Selected excerpt:
↓

SHOKO HORIKAWA and Jesse Hall are sprawled out on the grass
of a Southeast park. There is wine. A little dog stomps through our
interview. The sun is out. It’s just about perfect. If there were ever
a pair of musicians that can appreciate such a time, it’s Experimental
Dental School. Back in town after a Canadian tour, and prepping for yet
another five-week American trek, Horikawa and Hall are undeniably
content squinting beneath the soft haze of the summer sun.

But for Horikawa and Hall, it’s not all lazy afternoons in the
grass. In fact, it’s two against the world. To them, Experimental
Dental School is not a hobby, it’s their life: They follow a daily
practice regimen. They pack up a compact car—the true advantage
of playing in a two-piece band—and spend weeks upon weeks
crossing the American interstate grid. They board a plane and traverse
Europe—where the band is best appreciated—and are preparing
for their inaugural tour of Japan later this year. Hall best describes
their move-or-die philosophy: “I’m not really happy unless we’re
playing or spending time writing.”

↑

Listed records:
↓

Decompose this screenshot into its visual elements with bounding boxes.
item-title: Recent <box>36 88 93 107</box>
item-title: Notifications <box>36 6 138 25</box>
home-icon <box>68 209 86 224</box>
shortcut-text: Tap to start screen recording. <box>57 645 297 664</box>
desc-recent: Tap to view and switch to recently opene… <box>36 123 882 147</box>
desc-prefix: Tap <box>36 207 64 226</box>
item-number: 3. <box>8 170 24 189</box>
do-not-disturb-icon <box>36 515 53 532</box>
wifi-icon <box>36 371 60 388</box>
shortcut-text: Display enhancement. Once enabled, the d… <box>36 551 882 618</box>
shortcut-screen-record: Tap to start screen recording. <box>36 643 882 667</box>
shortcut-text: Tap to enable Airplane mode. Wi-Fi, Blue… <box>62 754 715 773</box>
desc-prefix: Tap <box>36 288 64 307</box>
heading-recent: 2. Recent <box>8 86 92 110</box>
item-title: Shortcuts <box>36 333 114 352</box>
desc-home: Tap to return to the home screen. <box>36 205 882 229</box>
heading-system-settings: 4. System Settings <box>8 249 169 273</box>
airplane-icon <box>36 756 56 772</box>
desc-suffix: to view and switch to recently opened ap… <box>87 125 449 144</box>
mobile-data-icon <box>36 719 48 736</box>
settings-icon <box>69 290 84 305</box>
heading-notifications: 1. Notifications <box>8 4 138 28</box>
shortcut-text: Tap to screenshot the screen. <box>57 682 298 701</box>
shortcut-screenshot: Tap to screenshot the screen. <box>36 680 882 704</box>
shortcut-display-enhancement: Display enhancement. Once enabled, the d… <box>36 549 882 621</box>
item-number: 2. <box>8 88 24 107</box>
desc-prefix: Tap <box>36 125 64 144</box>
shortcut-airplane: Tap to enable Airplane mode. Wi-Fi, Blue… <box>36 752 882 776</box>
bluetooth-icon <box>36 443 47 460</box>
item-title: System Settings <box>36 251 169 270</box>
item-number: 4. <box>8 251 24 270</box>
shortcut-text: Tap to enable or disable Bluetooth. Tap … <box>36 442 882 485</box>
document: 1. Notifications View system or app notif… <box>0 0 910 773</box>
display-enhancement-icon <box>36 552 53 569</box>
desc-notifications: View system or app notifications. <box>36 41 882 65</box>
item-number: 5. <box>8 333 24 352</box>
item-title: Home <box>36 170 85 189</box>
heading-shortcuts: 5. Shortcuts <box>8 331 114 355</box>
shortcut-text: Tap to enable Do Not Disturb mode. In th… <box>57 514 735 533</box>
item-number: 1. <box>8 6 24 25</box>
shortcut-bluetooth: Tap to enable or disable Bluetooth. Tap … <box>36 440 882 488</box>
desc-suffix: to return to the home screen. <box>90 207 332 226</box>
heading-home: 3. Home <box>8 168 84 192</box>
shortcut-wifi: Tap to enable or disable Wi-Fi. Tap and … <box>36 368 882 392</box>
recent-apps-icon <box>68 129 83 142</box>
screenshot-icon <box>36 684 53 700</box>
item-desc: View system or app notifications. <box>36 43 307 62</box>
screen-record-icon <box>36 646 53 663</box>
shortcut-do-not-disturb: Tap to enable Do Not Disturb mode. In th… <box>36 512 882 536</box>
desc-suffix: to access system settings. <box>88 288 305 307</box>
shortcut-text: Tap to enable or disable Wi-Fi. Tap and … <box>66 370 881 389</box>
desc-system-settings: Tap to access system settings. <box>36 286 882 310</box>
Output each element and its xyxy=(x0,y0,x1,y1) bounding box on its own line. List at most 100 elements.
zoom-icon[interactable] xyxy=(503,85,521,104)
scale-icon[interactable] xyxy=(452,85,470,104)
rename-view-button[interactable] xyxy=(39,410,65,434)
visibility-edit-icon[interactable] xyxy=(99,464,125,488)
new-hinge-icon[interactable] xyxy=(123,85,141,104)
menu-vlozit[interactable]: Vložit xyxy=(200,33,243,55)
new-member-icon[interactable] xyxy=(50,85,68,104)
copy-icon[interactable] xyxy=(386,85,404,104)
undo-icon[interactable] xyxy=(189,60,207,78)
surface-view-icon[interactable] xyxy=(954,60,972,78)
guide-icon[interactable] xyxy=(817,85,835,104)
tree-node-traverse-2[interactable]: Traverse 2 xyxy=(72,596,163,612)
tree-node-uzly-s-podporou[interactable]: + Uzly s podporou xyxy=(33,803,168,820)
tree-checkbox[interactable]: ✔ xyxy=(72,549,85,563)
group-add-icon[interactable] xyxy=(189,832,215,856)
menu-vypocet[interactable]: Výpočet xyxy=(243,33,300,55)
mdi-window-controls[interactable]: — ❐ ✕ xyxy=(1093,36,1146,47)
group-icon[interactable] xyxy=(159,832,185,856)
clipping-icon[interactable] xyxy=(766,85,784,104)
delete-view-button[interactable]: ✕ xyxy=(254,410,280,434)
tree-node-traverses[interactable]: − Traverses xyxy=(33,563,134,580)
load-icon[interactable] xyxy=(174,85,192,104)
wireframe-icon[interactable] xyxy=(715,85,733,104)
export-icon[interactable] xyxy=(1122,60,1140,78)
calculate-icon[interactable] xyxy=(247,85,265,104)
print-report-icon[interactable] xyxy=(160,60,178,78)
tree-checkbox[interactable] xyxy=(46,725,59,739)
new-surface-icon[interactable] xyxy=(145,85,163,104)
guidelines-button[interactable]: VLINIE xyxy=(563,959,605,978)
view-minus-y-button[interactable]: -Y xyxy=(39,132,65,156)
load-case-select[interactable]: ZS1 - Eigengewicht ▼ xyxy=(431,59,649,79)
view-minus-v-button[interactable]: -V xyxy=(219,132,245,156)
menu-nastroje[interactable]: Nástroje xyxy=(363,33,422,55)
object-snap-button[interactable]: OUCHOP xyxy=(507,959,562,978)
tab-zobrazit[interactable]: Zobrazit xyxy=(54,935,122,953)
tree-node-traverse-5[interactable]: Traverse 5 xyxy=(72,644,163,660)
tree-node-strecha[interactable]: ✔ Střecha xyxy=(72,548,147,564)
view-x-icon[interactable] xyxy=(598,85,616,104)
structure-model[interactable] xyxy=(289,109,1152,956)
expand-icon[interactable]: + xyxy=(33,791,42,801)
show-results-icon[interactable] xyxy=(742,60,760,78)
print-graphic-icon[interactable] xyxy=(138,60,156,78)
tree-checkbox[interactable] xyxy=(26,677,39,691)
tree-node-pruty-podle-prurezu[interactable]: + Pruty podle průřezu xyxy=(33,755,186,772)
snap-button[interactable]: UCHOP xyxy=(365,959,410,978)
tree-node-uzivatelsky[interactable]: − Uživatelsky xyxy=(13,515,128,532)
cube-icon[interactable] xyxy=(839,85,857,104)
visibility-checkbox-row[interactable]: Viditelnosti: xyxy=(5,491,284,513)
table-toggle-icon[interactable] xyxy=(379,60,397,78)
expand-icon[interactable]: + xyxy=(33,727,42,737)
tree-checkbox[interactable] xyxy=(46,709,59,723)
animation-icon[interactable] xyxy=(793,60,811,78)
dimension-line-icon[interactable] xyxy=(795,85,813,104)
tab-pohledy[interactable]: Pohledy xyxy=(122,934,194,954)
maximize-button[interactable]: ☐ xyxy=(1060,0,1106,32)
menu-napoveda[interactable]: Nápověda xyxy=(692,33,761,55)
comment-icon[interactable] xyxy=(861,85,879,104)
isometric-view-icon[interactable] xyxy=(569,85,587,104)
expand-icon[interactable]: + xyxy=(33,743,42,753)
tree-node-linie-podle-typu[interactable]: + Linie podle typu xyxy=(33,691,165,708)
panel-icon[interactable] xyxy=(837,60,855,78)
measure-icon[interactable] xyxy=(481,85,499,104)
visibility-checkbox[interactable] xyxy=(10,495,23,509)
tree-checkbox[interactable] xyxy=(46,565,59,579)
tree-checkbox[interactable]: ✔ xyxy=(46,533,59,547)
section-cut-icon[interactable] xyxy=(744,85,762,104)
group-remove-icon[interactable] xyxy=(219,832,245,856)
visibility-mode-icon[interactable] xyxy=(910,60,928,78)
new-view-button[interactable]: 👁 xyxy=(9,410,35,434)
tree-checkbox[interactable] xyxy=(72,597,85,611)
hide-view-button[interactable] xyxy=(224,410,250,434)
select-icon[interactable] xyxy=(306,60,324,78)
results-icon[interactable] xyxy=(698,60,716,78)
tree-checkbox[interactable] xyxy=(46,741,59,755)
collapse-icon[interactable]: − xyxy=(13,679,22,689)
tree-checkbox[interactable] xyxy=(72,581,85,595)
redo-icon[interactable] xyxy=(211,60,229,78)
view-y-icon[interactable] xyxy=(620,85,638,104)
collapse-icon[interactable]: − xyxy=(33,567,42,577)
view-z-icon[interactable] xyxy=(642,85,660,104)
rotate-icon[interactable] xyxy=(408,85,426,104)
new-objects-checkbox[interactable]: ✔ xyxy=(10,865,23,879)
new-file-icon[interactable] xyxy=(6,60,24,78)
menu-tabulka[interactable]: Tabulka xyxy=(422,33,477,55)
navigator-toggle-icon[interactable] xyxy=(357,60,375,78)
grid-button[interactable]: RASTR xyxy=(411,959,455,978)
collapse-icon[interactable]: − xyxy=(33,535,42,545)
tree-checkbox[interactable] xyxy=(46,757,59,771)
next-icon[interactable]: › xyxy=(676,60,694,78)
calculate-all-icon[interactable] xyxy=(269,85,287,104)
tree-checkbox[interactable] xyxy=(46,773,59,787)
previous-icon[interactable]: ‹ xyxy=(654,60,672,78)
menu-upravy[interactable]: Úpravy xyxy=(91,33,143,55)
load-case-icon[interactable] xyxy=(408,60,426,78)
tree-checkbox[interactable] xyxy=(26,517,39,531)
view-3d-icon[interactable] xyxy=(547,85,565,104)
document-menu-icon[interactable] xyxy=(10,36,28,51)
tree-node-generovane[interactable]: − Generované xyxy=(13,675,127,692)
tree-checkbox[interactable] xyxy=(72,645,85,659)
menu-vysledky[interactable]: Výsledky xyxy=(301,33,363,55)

↑

Set tasks:
a) According to the band profile, where is Experimental Dental School best appreciated?
b) Continue the band profile from its last sentence.

The answers:
a) Europe.

b)
It’s a constant hustle for the relocated pair, who, in abandoning
their hometown of Oakland, lost a band member in the process. Drummer
Ryan Chittick remained in the Bay Area when the band headed north, but
EDS failed to miss a beat, with Horikawa rotating to the kit as the
band thinned down to a close-knit duo. After a pair of recordings that
illustrated a sprawling range, but little direction, the latest
incarnation of EDS released the superb Forest Field. While the
10-track album is available in tangible CD format, its main
distribution point is as a free download (experimentaldental.com/free).
“The idea, from the beginning, was ‘let’s give it away,'” says Hall.
“Obviously that’s not an original idea—that’s being done a
lot—but when I really thought about it, it’s so awesome to be
able to not have $10 stand in the way of somebody enjoying our
music.”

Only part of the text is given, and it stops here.